Task goal – Look through the data below, and copy each line that carries the word "amebiasis".

[Stored data entries]
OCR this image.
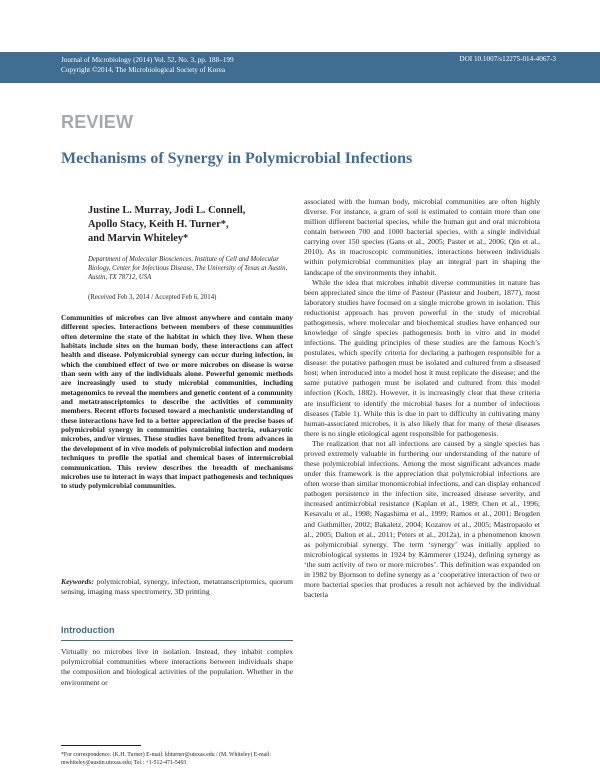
Journal of Microbiology (2014) Vol. 52, No. 3, pp. 188–199
Copyright ©2014, The Microbiological Society of Korea
DOI 10.1007/s12275-014-4067-3
REVIEW
Mechanisms of Synergy in Polymicrobial Infections
Justine L. Murray, Jodi L. Connell,
Apollo Stacy, Keith H. Turner*,
and Marvin Whiteley*
Department of Molecular Biosciences, Institute of Cell and Molecular Biology, Center for Infectious Disease, The University of Texas at Austin, Austin, TX 78712, USA
(Received Feb 3, 2014 / Accepted Feb 6, 2014)
Communities of microbes can live almost anywhere and contain many different species. Interactions between members of these communities often determine the state of the habitat in which they live. When these habitats include sites on the human body, these interactions can affect health and disease. Polymicrobial synergy can occur during infection, in which the combined effect of two or more microbes on disease is worse than seen with any of the individuals alone. Powerful genomic methods are increasingly used to study microbial communities, including metagenomics to reveal the members and genetic content of a community and metatranscriptomics to describe the activities of community members. Recent efforts focused toward a mechanistic understanding of these interactions have led to a better appreciation of the precise bases of polymicrobial synergy in communities containing bacteria, eukaryotic microbes, and/or viruses. These studies have benefited from advances in the development of in vivo models of polymicrobial infection and modern techniques to profile the spatial and chemical bases of intermicrobial communication. This review describes the breadth of mechanisms microbes use to interact in ways that impact pathogenesis and techniques to study polymicrobial communities.
Keywords: polymicrobial, synergy, infection, metatranscriptomics, quorum sensing, imaging mass spectrometry, 3D printing
Introduction
Virtually no microbes live in isolation. Instead, they inhabit complex polymicrobial communities where interactions between individuals shape the composition and biological activities of the population. Whether in the environment or
*For correspondence. (K.H. Turner) E-mail: khturner@utexas.edu / (M. Whiteley) E-mail: mwhiteley@austin.utexas.edu; Tel.: +1-512-471-5493

associated with the human body, microbial communities are often highly diverse. For instance, a gram of soil is estimated to contain more than one million different bacterial species, while the human gut and oral microbiota contain between 700 and 1000 bacterial species, with a single individual carrying over 150 species (Gans et al., 2005; Paster et al., 2006; Qin et al., 2010). As in macroscopic communities, interactions between individuals within polymicrobial communities play an integral part in shaping the landscape of the environments they inhabit.

While the idea that microbes inhabit diverse communities in nature has been appreciated since the time of Pasteur (Pasteur and Joubert, 1877), most laboratory studies have focused on a single microbe grown in isolation. This reductionist approach has proven powerful in the study of microbial pathogenesis, where molecular and biochemical studies have enhanced our knowledge of single species pathogenesis both in vitro and in model infections. The guiding principles of these studies are the famous Koch’s postulates, which specify criteria for declaring a pathogen responsible for a disease: the putative pathogen must be isolated and cultured from a diseased host; when introduced into a model host it must replicate the disease; and the same putative pathogen must be isolated and cultured from this model infection (Koch, 1882). However, it is increasingly clear that these criteria are insufficient to identify the microbial bases for a number of infectious diseases (Table 1). While this is due in part to difficulty in cultivating many human-associated microbes, it is also likely that for many of these diseases there is no single etiological agent responsible for pathogenesis.

The realization that not all infections are caused by a single species has proved extremely valuable in furthering our understanding of the nature of these polymicrobial infections. Among the most significant advances made under this framework is the appreciation that polymicrobial infections are often worse than similar monomicrobial infections, and can display enhanced pathogen persistence in the infection site, increased disease severity, and increased antimicrobial resistance (Kaplan et al., 1989; Chen et al., 1996; Kesavalu et al., 1998; Nagashima et al., 1999; Ramos et al., 2001; Brogden and Guthmiller, 2002; Bakaletz, 2004; Kozarov et al., 2005; Mastropaolo et al., 2005; Dalton et al., 2011; Peters et al., 2012a), in a phenomenon known as polymicrobial synergy. The term ‘synergy’ was initially applied to microbiological systems in 1924 by Kämmerer (1924), defining synergy as ‘the sum activity of two or more microbes’. This definition was expanded on in 1982 by Bjornson to define synergy as a ‘cooperative interaction of two or more bacterial species that produces a result not achieved by the individual bacteria
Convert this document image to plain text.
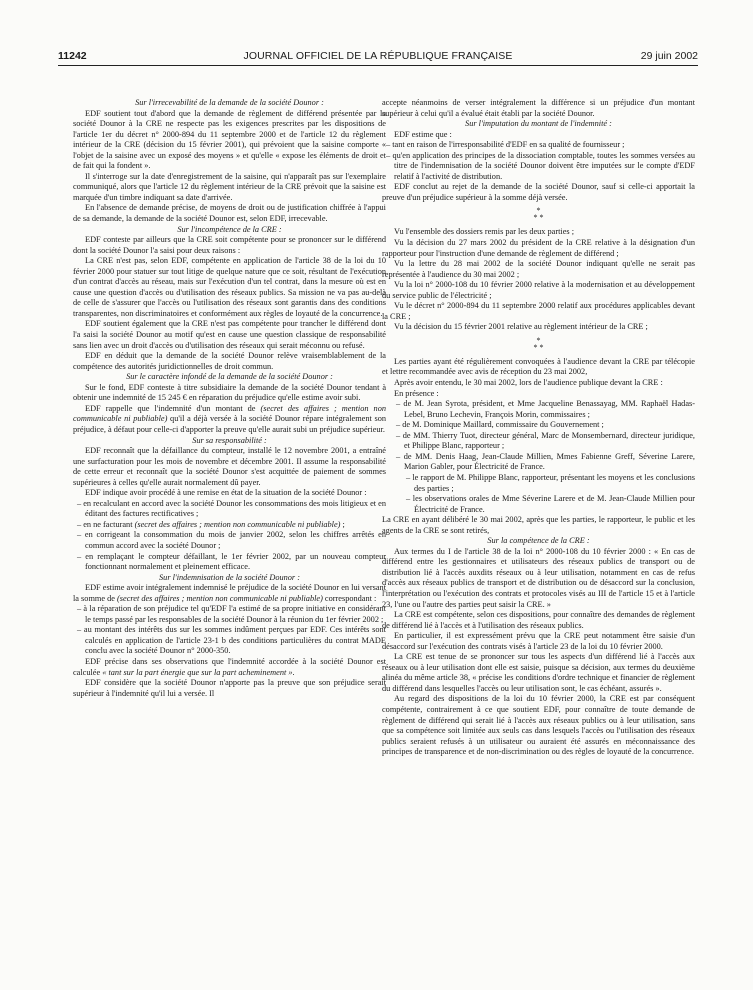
11242	JOURNAL OFFICIEL DE LA RÉPUBLIQUE FRANÇAISE	29 juin 2002

Sur l'irrecevabilité de la demande de la société Dounor :

EDF soutient tout d'abord que la demande de règlement de différend présentée par la société Dounor à la CRE ne respecte pas les exigences prescrites par les dispositions de l'article 1er du décret n° 2000-894 du 11 septembre 2000 et de l'article 12 du règlement intérieur de la CRE (décision du 15 février 2001), qui prévoient que la saisine comporte « l'objet de la saisine avec un exposé des moyens » et qu'elle « expose les éléments de droit et de fait qui la fondent ».

Il s'interroge sur la date d'enregistrement de la saisine, qui n'apparaît pas sur l'exemplaire communiqué, alors que l'article 12 du règlement intérieur de la CRE prévoit que la saisine est marquée d'un timbre indiquant sa date d'arrivée.

En l'absence de demande précise, de moyens de droit ou de justification chiffrée à l'appui de sa demande, la demande de la société Dounor est, selon EDF, irrecevable.

Sur l'incompétence de la CRE :

EDF conteste par ailleurs que la CRE soit compétente pour se prononcer sur le différend dont la société Dounor l'a saisi pour deux raisons :

La CRE n'est pas, selon EDF, compétente en application de l'article 38 de la loi du 10 février 2000 pour statuer sur tout litige de quelque nature que ce soit, résultant de l'exécution d'un contrat d'accès au réseau, mais sur l'exécution d'un tel contrat, dans la mesure où est en cause une question d'accès ou d'utilisation des réseaux publics. Sa mission ne va pas au-delà de celle de s'assurer que l'accès ou l'utilisation des réseaux sont garantis dans des conditions transparentes, non discriminatoires et conformément aux règles de loyauté de la concurrence.

EDF soutient également que la CRE n'est pas compétente pour trancher le différend dont l'a saisi la société Dounor au motif qu'est en cause une question classique de responsabilité sans lien avec un droit d'accès ou d'utilisation des réseaux qui serait méconnu ou refusé.

EDF en déduit que la demande de la société Dounor relève vraisemblablement de la compétence des autorités juridictionnelles de droit commun.

Sur le caractère infondé de la demande de la société Dounor :

Sur le fond, EDF conteste à titre subsidiaire la demande de la société Dounor tendant à obtenir une indemnité de 15 245 € en réparation du préjudice qu'elle estime avoir subi.

EDF rappelle que l'indemnité d'un montant de (secret des affaires ; mention non communicable ni publiable) qu'il a déjà versée à la société Dounor répare intégralement son préjudice, à défaut pour celle-ci d'apporter la preuve qu'elle aurait subi un préjudice supérieur.

Sur sa responsabilité :

EDF reconnaît que la défaillance du compteur, installé le 12 novembre 2001, a entraîné une surfacturation pour les mois de novembre et décembre 2001. Il assume la responsabilité de cette erreur et reconnaît que la société Dounor s'est acquittée de paiement de sommes supérieures à celles qu'elle aurait normalement dû payer.

EDF indique avoir procédé à une remise en état de la situation de la société Dounor :

– en recalculant en accord avec la société Dounor les consommations des mois litigieux et en éditant des factures rectificatives ;
– en ne facturant (secret des affaires ; mention non communicable ni publiable) ;
– en corrigeant la consommation du mois de janvier 2002, selon les chiffres arrêtés en commun accord avec la société Dounor ;
– en remplaçant le compteur défaillant, le 1er février 2002, par un nouveau compteur fonctionnant normalement et pleinement efficace.

Sur l'indemnisation de la société Dounor :

EDF estime avoir intégralement indemnisé le préjudice de la société Dounor en lui versant la somme de (secret des affaires ; mention non communicable ni publiable) correspondant :

– à la réparation de son préjudice tel qu'EDF l'a estimé de sa propre initiative en considérant le temps passé par les responsables de la société Dounor à la réunion du 1er février 2002 ;
– au montant des intérêts dus sur les sommes indûment perçues par EDF. Ces intérêts sont calculés en application de l'article 23-1 b des conditions particulières du contrat MADE conclu avec la société Dounor n° 2000-350.

EDF précise dans ses observations que l'indemnité accordée à la société Dounor est calculée « tant sur la part énergie que sur la part acheminement ».

EDF considère que la société Dounor n'apporte pas la preuve que son préjudice serait supérieur à l'indemnité qu'il lui a versée. Il

accepte néanmoins de verser intégralement la différence si un préjudice d'un montant supérieur à celui qu'il a évalué était établi par la société Dounor.

Sur l'imputation du montant de l'indemnité :

EDF estime que :

– tant en raison de l'irresponsabilité d'EDF en sa qualité de fournisseur ;
– qu'en application des principes de la dissociation comptable, toutes les sommes versées au titre de l'indemnisation de la société Dounor doivent être imputées sur le compte d'EDF relatif à l'activité de distribution.

EDF conclut au rejet de la demande de la société Dounor, sauf si celle-ci apportait la preuve d'un préjudice supérieur à la somme déjà versée.

*
* *

Vu l'ensemble des dossiers remis par les deux parties ;

Vu la décision du 27 mars 2002 du président de la CRE relative à la désignation d'un rapporteur pour l'instruction d'une demande de règlement de différend ;

Vu la lettre du 28 mai 2002 de la société Dounor indiquant qu'elle ne serait pas représentée à l'audience du 30 mai 2002 ;

Vu la loi n° 2000-108 du 10 février 2000 relative à la modernisation et au développement du service public de l'électricité ;

Vu le décret n° 2000-894 du 11 septembre 2000 relatif aux procédures applicables devant la CRE ;

Vu la décision du 15 février 2001 relative au règlement intérieur de la CRE ;

*
* *

Les parties ayant été régulièrement convoquées à l'audience devant la CRE par télécopie et lettre recommandée avec avis de réception du 23 mai 2002,

Après avoir entendu, le 30 mai 2002, lors de l'audience publique devant la CRE :

En présence :

– de M. Jean Syrota, président, et Mme Jacqueline Benassayag, MM. Raphaël Hadas-Lebel, Bruno Lechevin, François Morin, commissaires ;
– de M. Dominique Maillard, commissaire du Gouvernement ;
– de MM. Thierry Tuot, directeur général, Marc de Monsembernard, directeur juridique, et Philippe Blanc, rapporteur ;
– de MM. Denis Haag, Jean-Claude Millien, Mmes Fabienne Greff, Séverine Larere, Marion Gabler, pour Électricité de France.
– le rapport de M. Philippe Blanc, rapporteur, présentant les moyens et les conclusions des parties ;
– les observations orales de Mme Séverine Larere et de M. Jean-Claude Millien pour Électricité de France.

La CRE en ayant délibéré le 30 mai 2002, après que les parties, le rapporteur, le public et les agents de la CRE se sont retirés,

Sur la compétence de la CRE :

Aux termes du I de l'article 38 de la loi n° 2000-108 du 10 février 2000 : « En cas de différend entre les gestionnaires et utilisateurs des réseaux publics de transport ou de distribution lié à l'accès auxdits réseaux ou à leur utilisation, notamment en cas de refus d'accès aux réseaux publics de transport et de distribution ou de désaccord sur la conclusion, l'interprétation ou l'exécution des contrats et protocoles visés au III de l'article 15 et à l'article 23, l'une ou l'autre des parties peut saisir la CRE. »

La CRE est compétente, selon ces dispositions, pour connaître des demandes de règlement de différend lié à l'accès et à l'utilisation des réseaux publics.

En particulier, il est expressément prévu que la CRE peut notamment être saisie d'un désaccord sur l'exécution des contrats visés à l'article 23 de la loi du 10 février 2000.

La CRE est tenue de se prononcer sur tous les aspects d'un différend lié à l'accès aux réseaux ou à leur utilisation dont elle est saisie, puisque sa décision, aux termes du deuxième alinéa du même article 38, « précise les conditions d'ordre technique et financier de règlement du différend dans lesquelles l'accès ou leur utilisation sont, le cas échéant, assurés ».

Au regard des dispositions de la loi du 10 février 2000, la CRE est par conséquent compétente, contrairement à ce que soutient EDF, pour connaître de toute demande de règlement de différend qui serait lié à l'accès aux réseaux publics ou à leur utilisation, sans que sa compétence soit limitée aux seuls cas dans lesquels l'accès ou l'utilisation des réseaux publics seraient refusés à un utilisateur ou auraient été assurés en méconnaissance des principes de transparence et de non-discrimination ou des règles de loyauté de la concurrence.
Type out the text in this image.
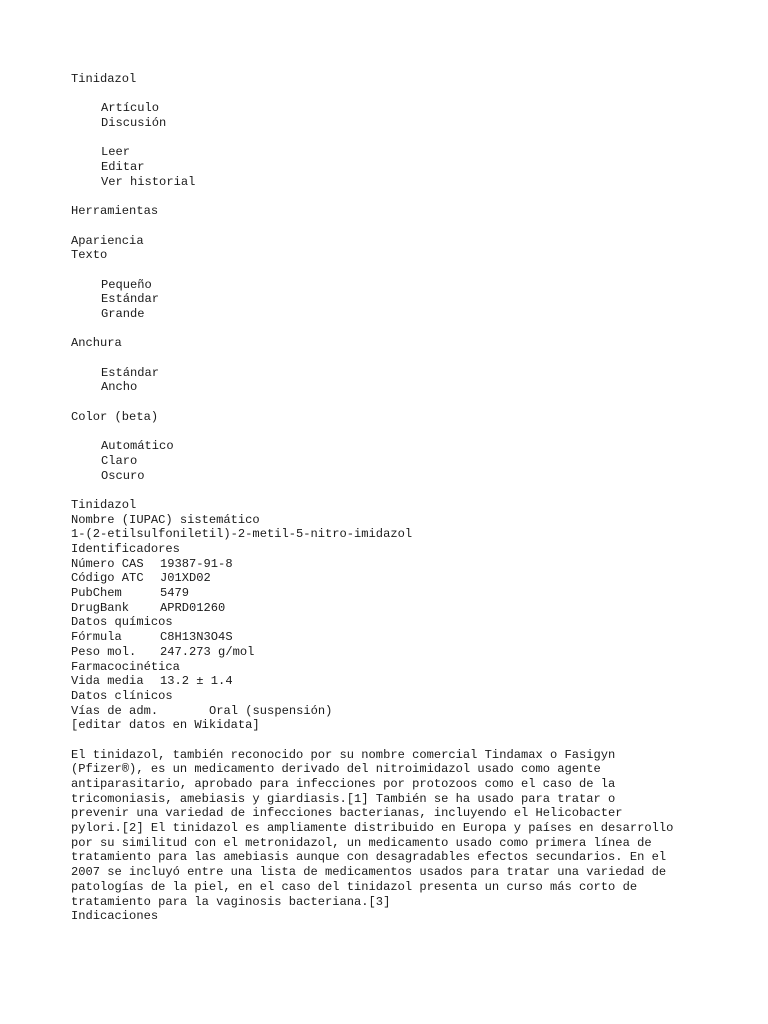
Tinidazol
Artículo
Discusión
Leer
Editar
Ver historial
Herramientas
Apariencia
Texto
Pequeño
Estándar
Grande
Anchura
Estándar
Ancho
Color (beta)
Automático
Claro
Oscuro
Tinidazol
Nombre (IUPAC) sistemático
1-(2-etilsulfoniletil)-2-metil-5-nitro-imidazol
Identificadores
Número CAS 19387-91-8
Código ATC J01XD02
PubChem	5479
DrugBank	APRD01260
Datos químicos
Fórmula	C8H13N3O4S
Peso mol. 247.273 g/mol
Farmacocinética
Vida media 13.2 ± 1.4
Datos clínicos
Vías de adm.	Oral (suspensión)
[editar datos en Wikidata]
El tinidazol, también reconocido por su nombre comercial Tindamax o Fasigyn
(Pfizer®), es un medicamento derivado del nitroimidazol usado como agente
antiparasitario, aprobado para infecciones por protozoos como el caso de la
tricomoniasis, amebiasis y giardiasis.[1] También se ha usado para tratar o
prevenir una variedad de infecciones bacterianas, incluyendo el Helicobacter
pylori.[2] El tinidazol es ampliamente distribuido en Europa y países en desarrollo
por su similitud con el metronidazol, un medicamento usado como primera línea de
tratamiento para las amebiasis aunque con desagradables efectos secundarios. En el
2007 se incluyó entre una lista de medicamentos usados para tratar una variedad de
patologías de la piel, en el caso del tinidazol presenta un curso más corto de
tratamiento para la vaginosis bacteriana.[3]
Indicaciones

Output below –
tricomoniasis, amebiasis y giardiasis.[1] También se ha usado para tratar o
tratamiento para las amebiasis aunque con desagradables efectos secundarios. En el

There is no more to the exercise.